■ Task to complete ■
Rewrite the records below, changing every "candle-body" to "candlestick-body" and leaving everything else as it is. Leave the pictures out.

■ Supplied information ■
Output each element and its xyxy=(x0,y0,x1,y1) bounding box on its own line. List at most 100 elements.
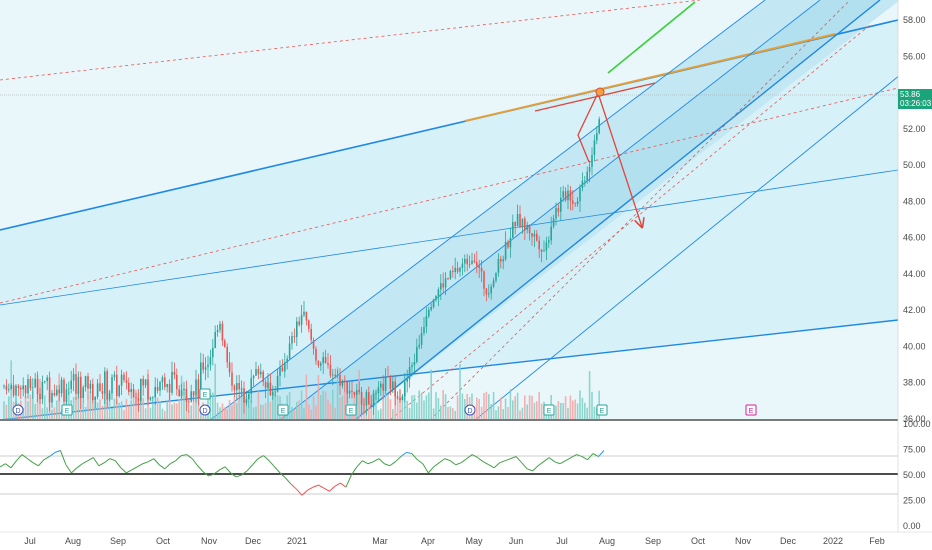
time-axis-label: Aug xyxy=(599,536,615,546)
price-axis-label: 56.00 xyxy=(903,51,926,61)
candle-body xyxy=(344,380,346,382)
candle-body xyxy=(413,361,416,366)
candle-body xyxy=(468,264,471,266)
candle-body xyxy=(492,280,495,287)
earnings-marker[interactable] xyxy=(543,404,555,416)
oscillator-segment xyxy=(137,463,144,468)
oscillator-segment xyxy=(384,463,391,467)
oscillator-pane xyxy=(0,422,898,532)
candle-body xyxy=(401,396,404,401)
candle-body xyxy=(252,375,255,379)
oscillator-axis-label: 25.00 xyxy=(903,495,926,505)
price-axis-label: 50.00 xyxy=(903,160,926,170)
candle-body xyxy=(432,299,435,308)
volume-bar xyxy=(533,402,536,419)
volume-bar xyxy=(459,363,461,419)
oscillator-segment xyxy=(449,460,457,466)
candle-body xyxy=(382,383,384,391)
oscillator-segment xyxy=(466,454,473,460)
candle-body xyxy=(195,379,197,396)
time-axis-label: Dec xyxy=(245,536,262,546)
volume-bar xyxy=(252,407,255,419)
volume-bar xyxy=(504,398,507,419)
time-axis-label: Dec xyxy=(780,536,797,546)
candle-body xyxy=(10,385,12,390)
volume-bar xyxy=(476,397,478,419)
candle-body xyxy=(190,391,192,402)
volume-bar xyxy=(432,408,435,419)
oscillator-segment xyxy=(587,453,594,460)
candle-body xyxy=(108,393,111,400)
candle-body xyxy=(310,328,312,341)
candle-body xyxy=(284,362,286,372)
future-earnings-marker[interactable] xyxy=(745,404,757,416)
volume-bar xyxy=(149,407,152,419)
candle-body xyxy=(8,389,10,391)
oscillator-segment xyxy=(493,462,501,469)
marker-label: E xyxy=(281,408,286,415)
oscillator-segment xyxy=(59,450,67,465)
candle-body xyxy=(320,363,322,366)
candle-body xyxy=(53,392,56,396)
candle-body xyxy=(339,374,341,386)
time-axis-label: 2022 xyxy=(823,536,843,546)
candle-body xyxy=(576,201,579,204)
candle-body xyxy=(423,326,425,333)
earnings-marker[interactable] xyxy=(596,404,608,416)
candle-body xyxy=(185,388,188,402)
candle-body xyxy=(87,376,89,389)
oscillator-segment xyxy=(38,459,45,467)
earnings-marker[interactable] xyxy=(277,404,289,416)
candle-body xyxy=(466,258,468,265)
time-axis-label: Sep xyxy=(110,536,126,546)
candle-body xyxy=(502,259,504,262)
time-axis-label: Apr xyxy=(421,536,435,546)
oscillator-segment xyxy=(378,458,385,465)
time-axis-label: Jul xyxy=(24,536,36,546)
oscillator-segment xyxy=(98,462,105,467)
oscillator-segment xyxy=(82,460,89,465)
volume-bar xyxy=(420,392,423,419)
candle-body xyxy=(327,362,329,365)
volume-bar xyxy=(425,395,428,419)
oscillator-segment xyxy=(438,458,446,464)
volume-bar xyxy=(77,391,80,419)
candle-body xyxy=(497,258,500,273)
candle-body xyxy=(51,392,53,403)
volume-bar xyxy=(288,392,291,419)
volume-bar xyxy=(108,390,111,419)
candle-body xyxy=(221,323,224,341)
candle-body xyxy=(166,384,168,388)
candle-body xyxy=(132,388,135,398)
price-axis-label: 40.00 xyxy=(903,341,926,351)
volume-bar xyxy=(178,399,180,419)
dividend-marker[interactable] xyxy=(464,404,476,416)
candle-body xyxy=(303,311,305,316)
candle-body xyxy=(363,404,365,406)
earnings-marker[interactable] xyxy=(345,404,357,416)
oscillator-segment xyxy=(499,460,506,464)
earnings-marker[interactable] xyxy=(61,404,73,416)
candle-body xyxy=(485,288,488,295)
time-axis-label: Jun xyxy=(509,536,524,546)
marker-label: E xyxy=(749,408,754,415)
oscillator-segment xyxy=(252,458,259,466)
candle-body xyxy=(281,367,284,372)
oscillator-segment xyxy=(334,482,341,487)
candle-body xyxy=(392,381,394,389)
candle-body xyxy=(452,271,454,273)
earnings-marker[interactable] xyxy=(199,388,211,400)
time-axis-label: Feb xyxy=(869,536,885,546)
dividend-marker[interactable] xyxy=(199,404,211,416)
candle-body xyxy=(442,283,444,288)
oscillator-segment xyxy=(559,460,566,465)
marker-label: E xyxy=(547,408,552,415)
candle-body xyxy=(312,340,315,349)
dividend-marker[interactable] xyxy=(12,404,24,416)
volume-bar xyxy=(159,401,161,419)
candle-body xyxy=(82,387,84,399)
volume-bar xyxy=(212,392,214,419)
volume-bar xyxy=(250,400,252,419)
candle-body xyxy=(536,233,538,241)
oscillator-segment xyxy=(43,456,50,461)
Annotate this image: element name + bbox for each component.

■ Result for this task ■
Output each element and its xyxy=(x0,y0,x1,y1) bounding box on its own line. List at most 100 elements.
time-axis-label: Aug xyxy=(599,536,615,546)
price-axis-label: 56.00 xyxy=(903,51,926,61)
candlestick-body xyxy=(344,380,346,382)
candlestick-body xyxy=(413,361,416,366)
candlestick-body xyxy=(468,264,471,266)
candlestick-body xyxy=(492,280,495,287)
earnings-marker[interactable] xyxy=(543,404,555,416)
oscillator-segment xyxy=(137,463,144,468)
oscillator-segment xyxy=(384,463,391,467)
oscillator-pane xyxy=(0,422,898,532)
candlestick-body xyxy=(401,396,404,401)
candlestick-body xyxy=(252,375,255,379)
oscillator-axis-label: 25.00 xyxy=(903,495,926,505)
price-axis-label: 50.00 xyxy=(903,160,926,170)
candlestick-body xyxy=(432,299,435,308)
volume-bar xyxy=(533,402,536,419)
volume-bar xyxy=(459,363,461,419)
oscillator-segment xyxy=(449,460,457,466)
candlestick-body xyxy=(382,383,384,391)
oscillator-segment xyxy=(466,454,473,460)
candlestick-body xyxy=(195,379,197,396)
time-axis-label: Dec xyxy=(245,536,262,546)
volume-bar xyxy=(252,407,255,419)
volume-bar xyxy=(504,398,507,419)
time-axis-label: Dec xyxy=(780,536,797,546)
candlestick-body xyxy=(10,385,12,390)
volume-bar xyxy=(476,397,478,419)
candlestick-body xyxy=(190,391,192,402)
volume-bar xyxy=(432,408,435,419)
oscillator-segment xyxy=(587,453,594,460)
candlestick-body xyxy=(108,393,111,400)
candlestick-body xyxy=(310,328,312,341)
candlestick-body xyxy=(284,362,286,372)
future-earnings-marker[interactable] xyxy=(745,404,757,416)
volume-bar xyxy=(149,407,152,419)
candlestick-body xyxy=(8,389,10,391)
oscillator-segment xyxy=(493,462,501,469)
marker-label: E xyxy=(281,408,286,415)
oscillator-segment xyxy=(59,450,67,465)
candlestick-body xyxy=(320,363,322,366)
candlestick-body xyxy=(53,392,56,396)
candlestick-body xyxy=(339,374,341,386)
time-axis-label: 2022 xyxy=(823,536,843,546)
candlestick-body xyxy=(576,201,579,204)
candlestick-body xyxy=(423,326,425,333)
earnings-marker[interactable] xyxy=(596,404,608,416)
candlestick-body xyxy=(185,388,188,402)
candlestick-body xyxy=(87,376,89,389)
oscillator-segment xyxy=(38,459,45,467)
earnings-marker[interactable] xyxy=(277,404,289,416)
candlestick-body xyxy=(466,258,468,265)
time-axis-label: Sep xyxy=(110,536,126,546)
candlestick-body xyxy=(502,259,504,262)
time-axis-label: Apr xyxy=(421,536,435,546)
oscillator-segment xyxy=(378,458,385,465)
time-axis-label: Jul xyxy=(24,536,36,546)
oscillator-segment xyxy=(98,462,105,467)
oscillator-segment xyxy=(82,460,89,465)
volume-bar xyxy=(420,392,423,419)
candlestick-body xyxy=(327,362,329,365)
volume-bar xyxy=(425,395,428,419)
oscillator-segment xyxy=(438,458,446,464)
volume-bar xyxy=(77,391,80,419)
candlestick-body xyxy=(497,258,500,273)
candlestick-body xyxy=(51,392,53,403)
volume-bar xyxy=(288,392,291,419)
volume-bar xyxy=(108,390,111,419)
candlestick-body xyxy=(221,323,224,341)
candlestick-body xyxy=(166,384,168,388)
candlestick-body xyxy=(132,388,135,398)
price-axis-label: 40.00 xyxy=(903,341,926,351)
volume-bar xyxy=(178,399,180,419)
dividend-marker[interactable] xyxy=(464,404,476,416)
candlestick-body xyxy=(303,311,305,316)
candlestick-body xyxy=(363,404,365,406)
earnings-marker[interactable] xyxy=(345,404,357,416)
oscillator-segment xyxy=(499,460,506,464)
earnings-marker[interactable] xyxy=(61,404,73,416)
candlestick-body xyxy=(485,288,488,295)
time-axis-label: Jun xyxy=(509,536,524,546)
marker-label: E xyxy=(749,408,754,415)
oscillator-segment xyxy=(252,458,259,466)
candlestick-body xyxy=(281,367,284,372)
oscillator-segment xyxy=(334,482,341,487)
candlestick-body xyxy=(392,381,394,389)
candlestick-body xyxy=(452,271,454,273)
earnings-marker[interactable] xyxy=(199,388,211,400)
time-axis-label: Feb xyxy=(869,536,885,546)
dividend-marker[interactable] xyxy=(199,404,211,416)
candlestick-body xyxy=(442,283,444,288)
oscillator-segment xyxy=(559,460,566,465)
marker-label: E xyxy=(547,408,552,415)
candlestick-body xyxy=(312,340,315,349)
dividend-marker[interactable] xyxy=(12,404,24,416)
volume-bar xyxy=(159,401,161,419)
candlestick-body xyxy=(82,387,84,399)
volume-bar xyxy=(212,392,214,419)
volume-bar xyxy=(250,400,252,419)
candlestick-body xyxy=(536,233,538,241)
oscillator-segment xyxy=(43,456,50,461)
Annotate this image: element name + bbox for each component.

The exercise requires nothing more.